**Task details**
Review the material and extract every line in which the word "raides" occurs.

**Given data**
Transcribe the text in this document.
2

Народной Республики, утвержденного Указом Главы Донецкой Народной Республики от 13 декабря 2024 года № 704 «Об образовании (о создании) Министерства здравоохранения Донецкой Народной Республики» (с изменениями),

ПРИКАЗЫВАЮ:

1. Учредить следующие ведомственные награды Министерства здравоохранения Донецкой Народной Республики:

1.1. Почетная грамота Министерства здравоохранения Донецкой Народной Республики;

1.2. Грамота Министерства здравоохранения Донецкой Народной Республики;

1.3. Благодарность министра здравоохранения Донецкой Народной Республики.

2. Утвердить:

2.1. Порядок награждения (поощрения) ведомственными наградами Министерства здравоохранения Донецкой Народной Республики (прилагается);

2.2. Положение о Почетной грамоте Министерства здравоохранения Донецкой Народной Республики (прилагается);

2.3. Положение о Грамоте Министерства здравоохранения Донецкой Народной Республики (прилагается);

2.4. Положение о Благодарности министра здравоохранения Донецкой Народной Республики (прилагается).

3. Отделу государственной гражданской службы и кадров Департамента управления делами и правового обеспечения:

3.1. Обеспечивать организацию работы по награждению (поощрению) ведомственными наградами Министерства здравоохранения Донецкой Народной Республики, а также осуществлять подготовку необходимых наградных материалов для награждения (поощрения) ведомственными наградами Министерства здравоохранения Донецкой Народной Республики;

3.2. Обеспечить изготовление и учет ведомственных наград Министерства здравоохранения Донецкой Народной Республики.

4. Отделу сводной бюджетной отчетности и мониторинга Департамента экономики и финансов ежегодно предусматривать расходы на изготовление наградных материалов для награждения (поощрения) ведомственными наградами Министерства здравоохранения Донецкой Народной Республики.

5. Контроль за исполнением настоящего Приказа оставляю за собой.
---
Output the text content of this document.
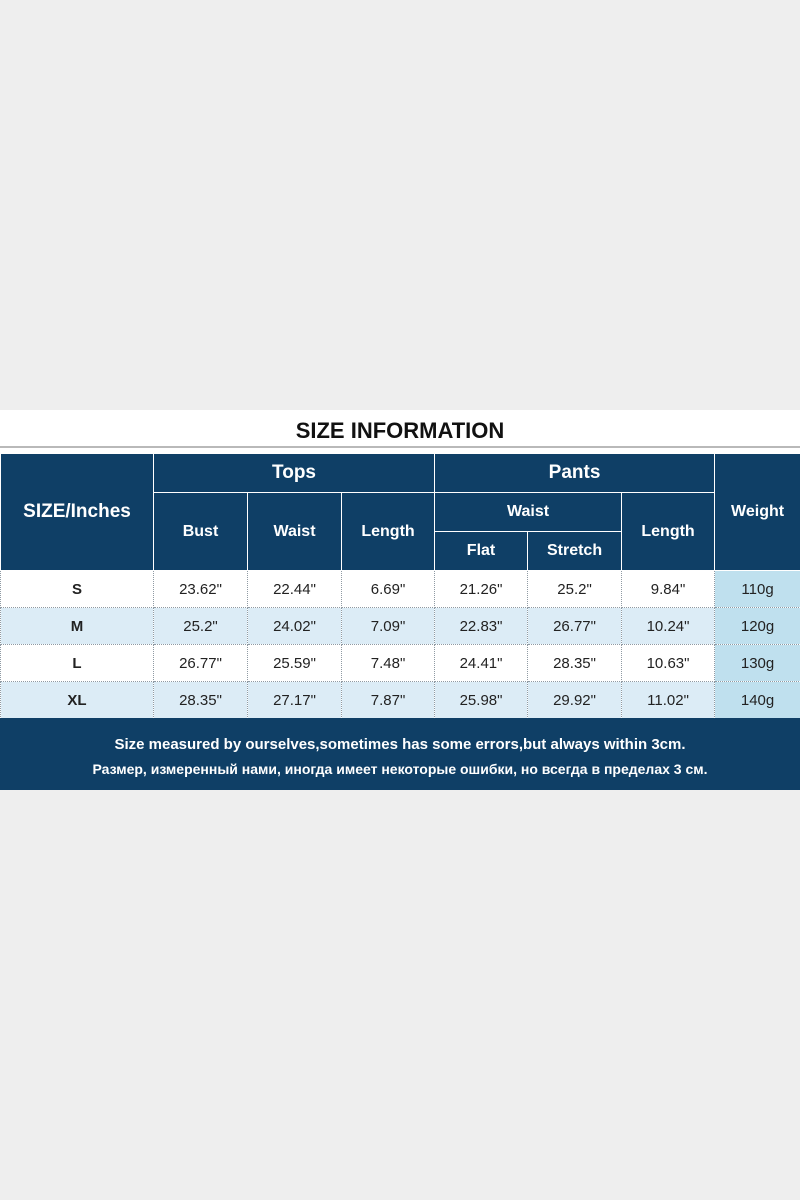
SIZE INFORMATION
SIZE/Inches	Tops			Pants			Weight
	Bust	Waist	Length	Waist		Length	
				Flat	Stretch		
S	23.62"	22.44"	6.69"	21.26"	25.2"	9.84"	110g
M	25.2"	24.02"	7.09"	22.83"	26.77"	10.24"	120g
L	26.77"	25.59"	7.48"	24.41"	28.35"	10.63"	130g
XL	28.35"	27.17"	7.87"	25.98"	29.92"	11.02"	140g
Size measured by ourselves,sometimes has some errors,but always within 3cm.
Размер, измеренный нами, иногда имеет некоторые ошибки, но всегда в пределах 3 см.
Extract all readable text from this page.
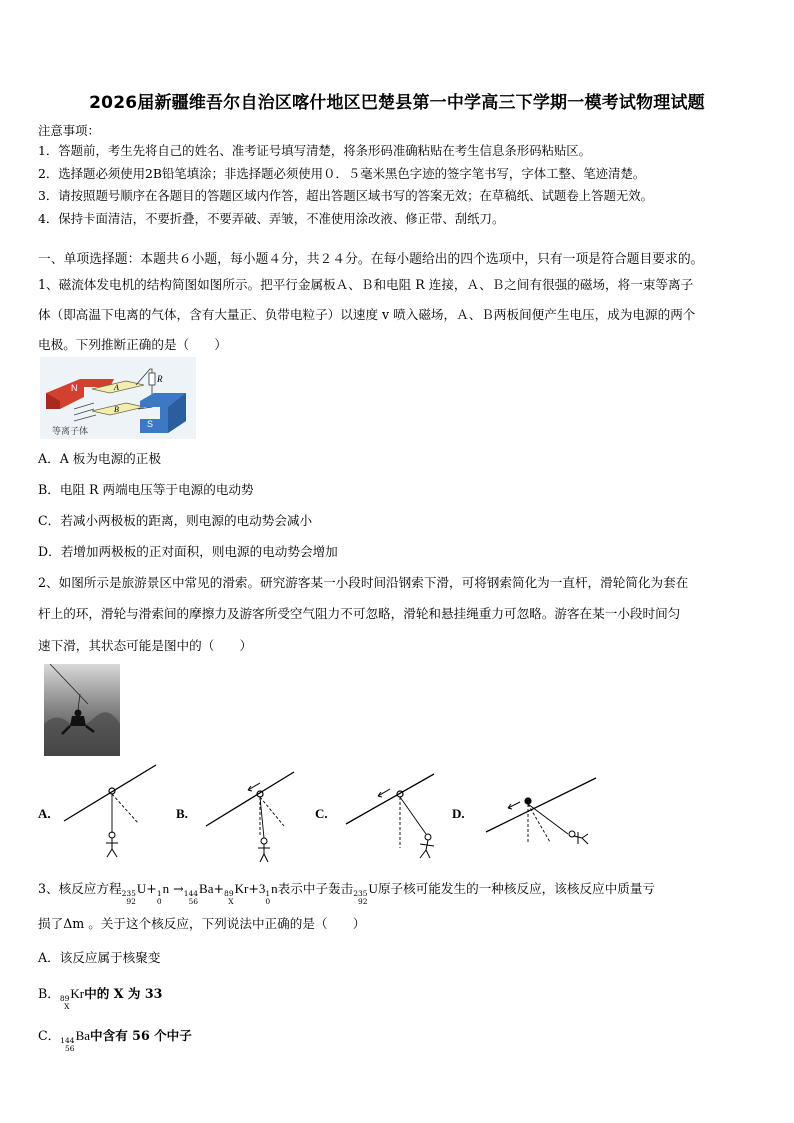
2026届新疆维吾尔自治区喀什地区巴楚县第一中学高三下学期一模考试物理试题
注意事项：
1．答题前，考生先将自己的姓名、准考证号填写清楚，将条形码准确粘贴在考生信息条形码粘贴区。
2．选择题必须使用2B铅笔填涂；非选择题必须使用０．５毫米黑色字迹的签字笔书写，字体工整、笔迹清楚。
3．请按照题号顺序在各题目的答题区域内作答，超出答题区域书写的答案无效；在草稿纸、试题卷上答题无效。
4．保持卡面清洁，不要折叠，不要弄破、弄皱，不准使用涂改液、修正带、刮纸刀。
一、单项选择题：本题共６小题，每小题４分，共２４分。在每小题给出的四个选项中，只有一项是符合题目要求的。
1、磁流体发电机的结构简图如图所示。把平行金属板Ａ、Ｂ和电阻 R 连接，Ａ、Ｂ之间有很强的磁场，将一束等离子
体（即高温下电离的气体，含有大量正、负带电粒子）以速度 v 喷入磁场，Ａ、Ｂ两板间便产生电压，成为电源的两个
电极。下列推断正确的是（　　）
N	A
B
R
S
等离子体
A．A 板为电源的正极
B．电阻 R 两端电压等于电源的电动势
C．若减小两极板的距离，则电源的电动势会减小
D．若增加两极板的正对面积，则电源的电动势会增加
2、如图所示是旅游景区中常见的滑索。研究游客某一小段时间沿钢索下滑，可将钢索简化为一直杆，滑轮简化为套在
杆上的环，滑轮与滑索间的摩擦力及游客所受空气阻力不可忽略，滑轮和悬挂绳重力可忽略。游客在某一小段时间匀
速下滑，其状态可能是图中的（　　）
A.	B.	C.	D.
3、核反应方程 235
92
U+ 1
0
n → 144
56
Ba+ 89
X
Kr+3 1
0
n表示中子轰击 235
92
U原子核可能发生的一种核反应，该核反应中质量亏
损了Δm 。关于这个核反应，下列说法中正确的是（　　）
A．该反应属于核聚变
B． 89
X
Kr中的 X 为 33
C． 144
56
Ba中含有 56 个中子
---
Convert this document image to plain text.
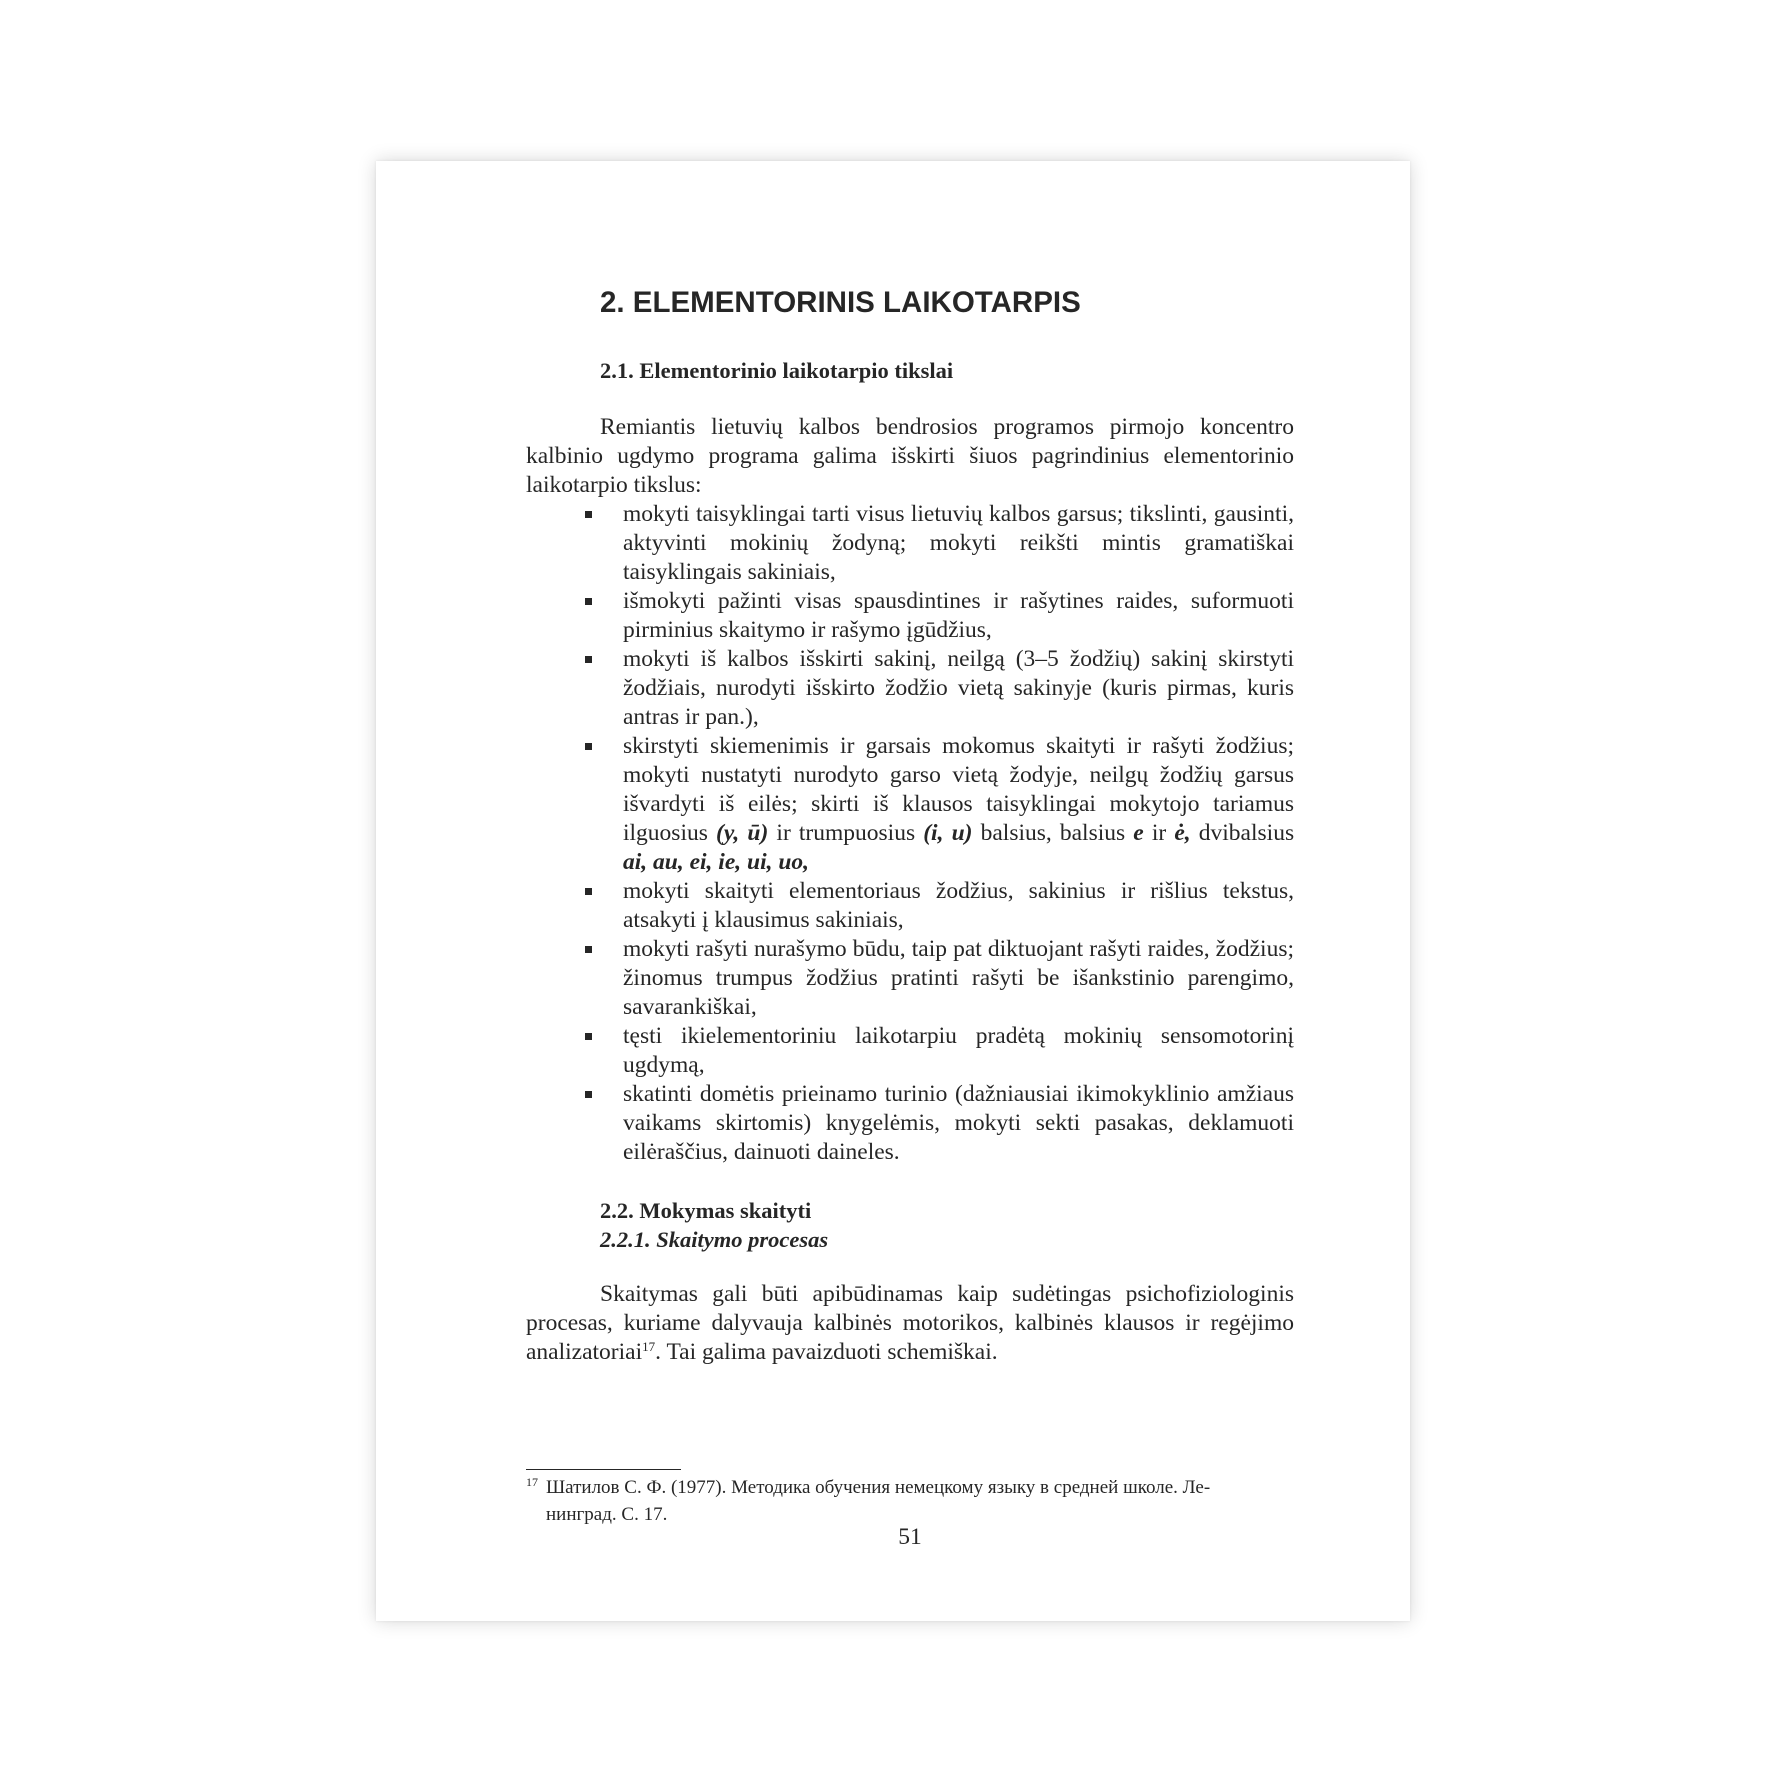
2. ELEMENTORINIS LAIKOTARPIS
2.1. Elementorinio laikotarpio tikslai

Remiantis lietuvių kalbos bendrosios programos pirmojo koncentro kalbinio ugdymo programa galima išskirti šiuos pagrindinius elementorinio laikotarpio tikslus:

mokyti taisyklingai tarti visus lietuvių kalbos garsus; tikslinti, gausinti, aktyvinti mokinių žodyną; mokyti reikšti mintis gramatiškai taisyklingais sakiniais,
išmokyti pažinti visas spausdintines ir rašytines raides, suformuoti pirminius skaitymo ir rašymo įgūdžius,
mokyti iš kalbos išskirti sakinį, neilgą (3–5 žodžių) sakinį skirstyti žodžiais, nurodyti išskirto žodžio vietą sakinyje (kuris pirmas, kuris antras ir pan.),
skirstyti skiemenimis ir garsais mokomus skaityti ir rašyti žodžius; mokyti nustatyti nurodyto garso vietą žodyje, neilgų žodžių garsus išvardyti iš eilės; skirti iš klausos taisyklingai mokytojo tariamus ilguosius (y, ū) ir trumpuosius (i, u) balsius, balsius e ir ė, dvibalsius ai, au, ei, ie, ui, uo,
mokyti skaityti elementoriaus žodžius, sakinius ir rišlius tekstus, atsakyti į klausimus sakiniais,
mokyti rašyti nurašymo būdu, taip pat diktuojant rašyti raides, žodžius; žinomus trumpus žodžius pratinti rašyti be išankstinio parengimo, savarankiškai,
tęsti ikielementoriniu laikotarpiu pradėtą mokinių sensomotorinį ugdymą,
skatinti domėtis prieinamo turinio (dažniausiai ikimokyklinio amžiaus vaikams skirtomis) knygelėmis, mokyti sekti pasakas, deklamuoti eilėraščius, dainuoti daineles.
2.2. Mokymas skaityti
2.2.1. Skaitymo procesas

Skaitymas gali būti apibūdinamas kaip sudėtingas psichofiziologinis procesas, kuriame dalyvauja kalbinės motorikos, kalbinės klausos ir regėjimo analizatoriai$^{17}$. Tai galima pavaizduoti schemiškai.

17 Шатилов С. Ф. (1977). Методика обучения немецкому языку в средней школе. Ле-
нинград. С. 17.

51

**Solution to the exercise**
išmokyti pažinti visas spausdintines ir rašytines raides, suformuoti pirminius skaitymo ir rašymo įgūdžius,
mokyti rašyti nurašymo būdu, taip pat diktuojant rašyti raides, žodžius; žinomus trumpus žodžius pratinti rašyti be išankstinio parengimo, savarankiškai,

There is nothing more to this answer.